What you need to do ::
- a) According to the book-ordering text, what does the writer believe caused the doubling of sales? Answer in one to three sentences.
- b) Please write the next part of the book-ordering text, starting after its final sentence.

Text block ::
Not sure if this is going to be feasible if it's going to take hours and hours to do every week. But I'm hoping that I'll be able to make the process routine eventually. Right now, it's trial and error.

On the other hand, book nerd that I am, I hugely enjoy ordering books. Sabrina has been ordering games and comics for years now, so I haven't had that challenge. Until recently, book ordering for me has been more of an off-hand affair, when I finally decided to take it seriously. I don't think the doubling of sales is any accident, but simply a matter of paying real attention. Even more encouraging, there is no micro factors that are probably going to affect this trajectory. (Macro factors--well, that's a minefield of danger...)

A lifetime of heavy reading, and beyond that, a curiosity about books whether I've read them or not, is paying off. (Much as the miscellaneous but voluminous superficial knowledge I've gained has helped in my writing.)

Bounding box prediction data:
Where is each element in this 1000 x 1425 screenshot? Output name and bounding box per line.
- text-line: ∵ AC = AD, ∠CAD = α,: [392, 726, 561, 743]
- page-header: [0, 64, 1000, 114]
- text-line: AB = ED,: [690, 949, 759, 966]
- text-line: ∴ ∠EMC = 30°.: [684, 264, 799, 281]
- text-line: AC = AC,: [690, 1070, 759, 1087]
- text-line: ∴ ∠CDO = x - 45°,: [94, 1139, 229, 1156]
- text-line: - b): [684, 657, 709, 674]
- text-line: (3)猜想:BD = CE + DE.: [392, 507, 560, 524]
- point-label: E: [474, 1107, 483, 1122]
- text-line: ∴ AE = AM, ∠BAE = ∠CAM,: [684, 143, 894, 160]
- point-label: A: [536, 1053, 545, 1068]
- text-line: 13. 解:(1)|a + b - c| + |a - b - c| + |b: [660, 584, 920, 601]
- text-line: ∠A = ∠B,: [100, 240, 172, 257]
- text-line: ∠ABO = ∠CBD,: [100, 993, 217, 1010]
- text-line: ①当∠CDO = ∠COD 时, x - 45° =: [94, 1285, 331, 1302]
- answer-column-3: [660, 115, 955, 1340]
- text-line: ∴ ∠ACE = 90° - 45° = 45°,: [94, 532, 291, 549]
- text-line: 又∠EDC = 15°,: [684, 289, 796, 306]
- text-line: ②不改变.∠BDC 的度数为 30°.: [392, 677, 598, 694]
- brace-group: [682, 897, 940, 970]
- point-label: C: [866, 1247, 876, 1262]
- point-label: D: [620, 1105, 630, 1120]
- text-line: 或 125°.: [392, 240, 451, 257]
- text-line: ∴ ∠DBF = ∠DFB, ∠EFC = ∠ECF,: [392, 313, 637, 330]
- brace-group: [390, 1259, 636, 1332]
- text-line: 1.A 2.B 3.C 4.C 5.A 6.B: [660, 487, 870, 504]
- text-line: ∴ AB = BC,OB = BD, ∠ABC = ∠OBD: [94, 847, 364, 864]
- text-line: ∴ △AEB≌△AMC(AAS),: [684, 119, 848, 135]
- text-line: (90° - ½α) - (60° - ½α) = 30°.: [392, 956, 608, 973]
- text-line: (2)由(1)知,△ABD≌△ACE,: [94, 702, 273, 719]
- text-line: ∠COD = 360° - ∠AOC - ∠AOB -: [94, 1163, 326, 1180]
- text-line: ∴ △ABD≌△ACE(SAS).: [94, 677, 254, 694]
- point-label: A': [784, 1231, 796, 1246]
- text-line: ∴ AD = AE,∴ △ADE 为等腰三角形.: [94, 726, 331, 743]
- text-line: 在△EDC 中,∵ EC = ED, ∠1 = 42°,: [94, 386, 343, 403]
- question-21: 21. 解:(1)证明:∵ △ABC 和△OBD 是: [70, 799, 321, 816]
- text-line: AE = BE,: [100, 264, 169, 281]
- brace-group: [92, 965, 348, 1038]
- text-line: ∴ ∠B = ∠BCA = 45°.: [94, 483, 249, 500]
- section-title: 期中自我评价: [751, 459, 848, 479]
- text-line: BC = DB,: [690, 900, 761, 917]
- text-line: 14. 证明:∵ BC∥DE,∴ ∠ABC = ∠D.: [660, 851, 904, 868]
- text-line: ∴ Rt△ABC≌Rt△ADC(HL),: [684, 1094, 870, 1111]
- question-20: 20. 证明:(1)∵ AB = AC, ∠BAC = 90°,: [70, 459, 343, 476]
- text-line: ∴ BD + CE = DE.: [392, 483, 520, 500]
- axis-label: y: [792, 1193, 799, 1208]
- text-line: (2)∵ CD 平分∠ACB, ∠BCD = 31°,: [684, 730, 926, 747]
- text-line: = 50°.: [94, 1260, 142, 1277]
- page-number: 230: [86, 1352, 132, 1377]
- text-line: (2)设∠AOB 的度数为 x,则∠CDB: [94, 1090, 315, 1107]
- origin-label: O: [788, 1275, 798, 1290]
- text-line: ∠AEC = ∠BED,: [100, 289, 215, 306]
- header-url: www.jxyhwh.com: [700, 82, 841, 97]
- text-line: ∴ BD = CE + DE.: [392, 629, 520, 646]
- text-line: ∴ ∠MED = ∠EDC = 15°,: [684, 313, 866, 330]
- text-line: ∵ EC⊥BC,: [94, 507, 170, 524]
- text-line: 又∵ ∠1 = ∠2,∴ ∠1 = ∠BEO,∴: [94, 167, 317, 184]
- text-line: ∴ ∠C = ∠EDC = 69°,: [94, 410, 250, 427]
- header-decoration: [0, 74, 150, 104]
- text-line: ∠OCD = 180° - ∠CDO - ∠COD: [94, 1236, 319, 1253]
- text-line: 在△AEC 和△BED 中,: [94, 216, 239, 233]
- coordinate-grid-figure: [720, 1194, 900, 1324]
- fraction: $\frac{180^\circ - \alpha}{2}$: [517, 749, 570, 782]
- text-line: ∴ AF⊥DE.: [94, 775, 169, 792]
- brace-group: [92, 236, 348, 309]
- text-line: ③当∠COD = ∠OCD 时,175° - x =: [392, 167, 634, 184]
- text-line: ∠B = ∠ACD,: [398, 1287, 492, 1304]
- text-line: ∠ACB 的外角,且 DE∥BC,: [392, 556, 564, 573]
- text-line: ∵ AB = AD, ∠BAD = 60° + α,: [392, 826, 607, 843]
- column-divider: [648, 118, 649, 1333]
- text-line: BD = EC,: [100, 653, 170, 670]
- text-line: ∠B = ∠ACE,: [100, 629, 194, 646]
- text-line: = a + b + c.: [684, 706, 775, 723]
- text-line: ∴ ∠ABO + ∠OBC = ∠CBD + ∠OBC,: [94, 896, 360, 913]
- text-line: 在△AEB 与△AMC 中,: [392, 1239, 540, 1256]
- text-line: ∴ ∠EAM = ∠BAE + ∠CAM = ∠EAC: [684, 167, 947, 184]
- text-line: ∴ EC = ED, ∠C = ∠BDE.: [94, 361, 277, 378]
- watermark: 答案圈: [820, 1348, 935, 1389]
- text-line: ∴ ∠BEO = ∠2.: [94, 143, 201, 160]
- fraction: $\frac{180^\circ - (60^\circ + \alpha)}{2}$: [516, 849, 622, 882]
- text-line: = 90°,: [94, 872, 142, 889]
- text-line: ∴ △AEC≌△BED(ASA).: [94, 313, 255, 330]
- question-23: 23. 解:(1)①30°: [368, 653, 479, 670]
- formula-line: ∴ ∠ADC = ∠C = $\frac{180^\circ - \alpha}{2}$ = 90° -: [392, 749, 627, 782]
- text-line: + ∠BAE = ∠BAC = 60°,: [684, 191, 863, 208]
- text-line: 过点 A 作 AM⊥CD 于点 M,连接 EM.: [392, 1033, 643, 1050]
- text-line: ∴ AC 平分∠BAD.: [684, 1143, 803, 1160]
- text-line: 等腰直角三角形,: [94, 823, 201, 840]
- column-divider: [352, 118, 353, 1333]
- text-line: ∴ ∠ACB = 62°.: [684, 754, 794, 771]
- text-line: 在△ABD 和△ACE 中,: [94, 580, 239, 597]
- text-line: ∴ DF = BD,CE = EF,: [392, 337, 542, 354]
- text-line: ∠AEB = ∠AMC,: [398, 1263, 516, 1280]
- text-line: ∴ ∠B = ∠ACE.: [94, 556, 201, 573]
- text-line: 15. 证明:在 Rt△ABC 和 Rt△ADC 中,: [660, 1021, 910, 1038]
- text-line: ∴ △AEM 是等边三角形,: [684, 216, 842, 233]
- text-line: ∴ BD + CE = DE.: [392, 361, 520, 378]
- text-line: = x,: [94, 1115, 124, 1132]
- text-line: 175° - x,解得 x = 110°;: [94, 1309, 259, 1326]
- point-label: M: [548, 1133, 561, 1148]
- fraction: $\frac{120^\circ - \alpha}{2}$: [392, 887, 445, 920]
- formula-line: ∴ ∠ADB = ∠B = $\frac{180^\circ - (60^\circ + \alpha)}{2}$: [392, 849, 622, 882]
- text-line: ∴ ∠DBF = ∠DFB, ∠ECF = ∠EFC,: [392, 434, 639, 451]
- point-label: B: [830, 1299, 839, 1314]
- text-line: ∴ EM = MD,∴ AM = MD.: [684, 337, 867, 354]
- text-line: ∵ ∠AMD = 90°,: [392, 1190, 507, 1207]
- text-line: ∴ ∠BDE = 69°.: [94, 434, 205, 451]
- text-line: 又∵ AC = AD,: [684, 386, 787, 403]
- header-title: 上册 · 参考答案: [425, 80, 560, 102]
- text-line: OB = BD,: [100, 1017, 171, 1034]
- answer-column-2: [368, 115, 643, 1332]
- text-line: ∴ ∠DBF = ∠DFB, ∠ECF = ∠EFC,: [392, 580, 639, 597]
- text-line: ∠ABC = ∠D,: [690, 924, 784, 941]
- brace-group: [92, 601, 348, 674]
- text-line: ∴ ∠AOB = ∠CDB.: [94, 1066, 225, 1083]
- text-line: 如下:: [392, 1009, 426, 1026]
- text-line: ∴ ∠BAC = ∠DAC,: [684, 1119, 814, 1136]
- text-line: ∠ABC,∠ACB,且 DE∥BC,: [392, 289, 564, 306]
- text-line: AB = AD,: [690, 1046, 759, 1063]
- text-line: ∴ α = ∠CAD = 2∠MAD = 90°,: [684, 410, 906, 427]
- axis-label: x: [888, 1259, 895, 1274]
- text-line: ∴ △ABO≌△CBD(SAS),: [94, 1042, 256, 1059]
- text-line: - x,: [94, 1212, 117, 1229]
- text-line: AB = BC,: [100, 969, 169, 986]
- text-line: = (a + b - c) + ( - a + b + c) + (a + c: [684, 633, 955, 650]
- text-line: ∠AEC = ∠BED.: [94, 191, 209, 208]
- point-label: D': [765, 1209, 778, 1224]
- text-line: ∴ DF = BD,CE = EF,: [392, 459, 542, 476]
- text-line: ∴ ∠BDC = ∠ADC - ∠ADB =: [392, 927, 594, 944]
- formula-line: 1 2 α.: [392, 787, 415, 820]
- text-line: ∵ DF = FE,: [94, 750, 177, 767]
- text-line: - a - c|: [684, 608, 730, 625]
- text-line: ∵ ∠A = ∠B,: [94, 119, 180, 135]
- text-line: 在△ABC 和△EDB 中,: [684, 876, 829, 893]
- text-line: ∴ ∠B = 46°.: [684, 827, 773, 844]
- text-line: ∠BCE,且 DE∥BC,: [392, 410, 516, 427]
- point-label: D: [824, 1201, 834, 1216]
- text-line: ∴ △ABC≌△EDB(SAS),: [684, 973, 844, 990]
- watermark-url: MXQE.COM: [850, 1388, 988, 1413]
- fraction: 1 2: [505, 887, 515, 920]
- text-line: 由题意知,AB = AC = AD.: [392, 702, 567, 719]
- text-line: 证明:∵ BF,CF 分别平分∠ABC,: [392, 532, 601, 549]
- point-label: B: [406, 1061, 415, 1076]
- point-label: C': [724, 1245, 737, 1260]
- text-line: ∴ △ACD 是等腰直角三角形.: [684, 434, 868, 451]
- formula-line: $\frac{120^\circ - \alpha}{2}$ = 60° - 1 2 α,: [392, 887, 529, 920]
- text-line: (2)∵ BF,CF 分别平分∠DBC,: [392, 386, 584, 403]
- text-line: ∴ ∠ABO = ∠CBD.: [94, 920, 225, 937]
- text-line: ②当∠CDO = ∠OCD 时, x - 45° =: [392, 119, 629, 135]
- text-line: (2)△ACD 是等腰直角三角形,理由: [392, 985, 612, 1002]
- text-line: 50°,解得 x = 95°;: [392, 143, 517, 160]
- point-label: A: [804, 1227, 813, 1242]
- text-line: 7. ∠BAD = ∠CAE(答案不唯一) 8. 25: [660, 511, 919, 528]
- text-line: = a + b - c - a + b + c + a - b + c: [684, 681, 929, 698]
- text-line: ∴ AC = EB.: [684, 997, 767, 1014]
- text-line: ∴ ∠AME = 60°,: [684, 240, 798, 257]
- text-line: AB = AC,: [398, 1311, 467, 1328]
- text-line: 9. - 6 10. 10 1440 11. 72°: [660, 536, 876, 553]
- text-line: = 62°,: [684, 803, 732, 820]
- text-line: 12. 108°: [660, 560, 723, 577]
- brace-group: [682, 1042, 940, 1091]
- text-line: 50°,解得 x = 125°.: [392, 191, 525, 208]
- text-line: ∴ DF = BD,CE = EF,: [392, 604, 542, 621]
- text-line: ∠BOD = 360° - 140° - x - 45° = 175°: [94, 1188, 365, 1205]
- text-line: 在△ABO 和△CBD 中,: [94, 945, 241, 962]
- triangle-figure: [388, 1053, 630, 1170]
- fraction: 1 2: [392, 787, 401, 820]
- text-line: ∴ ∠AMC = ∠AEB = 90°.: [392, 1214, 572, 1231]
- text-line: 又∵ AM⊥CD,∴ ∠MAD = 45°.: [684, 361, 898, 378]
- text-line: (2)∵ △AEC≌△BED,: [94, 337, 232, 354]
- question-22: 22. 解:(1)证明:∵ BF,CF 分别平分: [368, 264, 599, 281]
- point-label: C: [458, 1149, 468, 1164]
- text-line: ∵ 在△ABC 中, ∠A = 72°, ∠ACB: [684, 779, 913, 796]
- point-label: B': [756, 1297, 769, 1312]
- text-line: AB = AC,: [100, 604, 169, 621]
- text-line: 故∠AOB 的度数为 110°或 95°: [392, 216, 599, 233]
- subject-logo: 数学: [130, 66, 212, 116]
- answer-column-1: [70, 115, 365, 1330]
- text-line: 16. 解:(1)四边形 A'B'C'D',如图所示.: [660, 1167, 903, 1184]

Responses per task ::
- a) The writer believes the doubling of sales was no accident. It came from finally taking book ordering seriously and paying real attention to it.

- b)
No shortage of tourists. This was my instinct, despite what all the "experts" on TV were saying. I think yesterday was maybe a little slower than it could have been because every other store but one on my block was closed. This is inexplicable to me, because a few of them have mentioned that times are tough, nevertheless they remain closed on Sundays and Mondays--in the summer. All I can do is shake my head.

And then there is this morning's headline in the Bulletin that Gov. Brown is threatening to close us down again.

Anyway, I'm enjoying being at work, and selling books, and talking to people and being engaged. I don't regret the seven years I spent with my head in my writing, but this is a refreshing change.

Wednesday, July 1, 2020

What looks like a surge is really just the pinnacle.

Over the years there have been many times when I've let myself think that Pegasus Books might be on the verge of turning a real profit. Not just paying the bills (including a modest wage for me, which the IRS counts as profit), but actually some cash left over.

***Warning--this is totally in the business weeds.

Every...damn... time, that possibility has receded before my disbelieving eyes.

No more. I've come to recognize that there is a inevitable pattern to it. Whenever I reach that point where it appears a profit is possible, it is actually a sign that things have probably reached a peak and the downhill slope is imminent.

The danger is that you spend too much at the peak, which means you get a high flow of material coming in after sales have already begun to drop. I've never figured out why this happens--perhaps the surge creates competition, or people are most eager just before they stop, or expenses like rent and utilities rise. All I know is that it is a consistent pattern.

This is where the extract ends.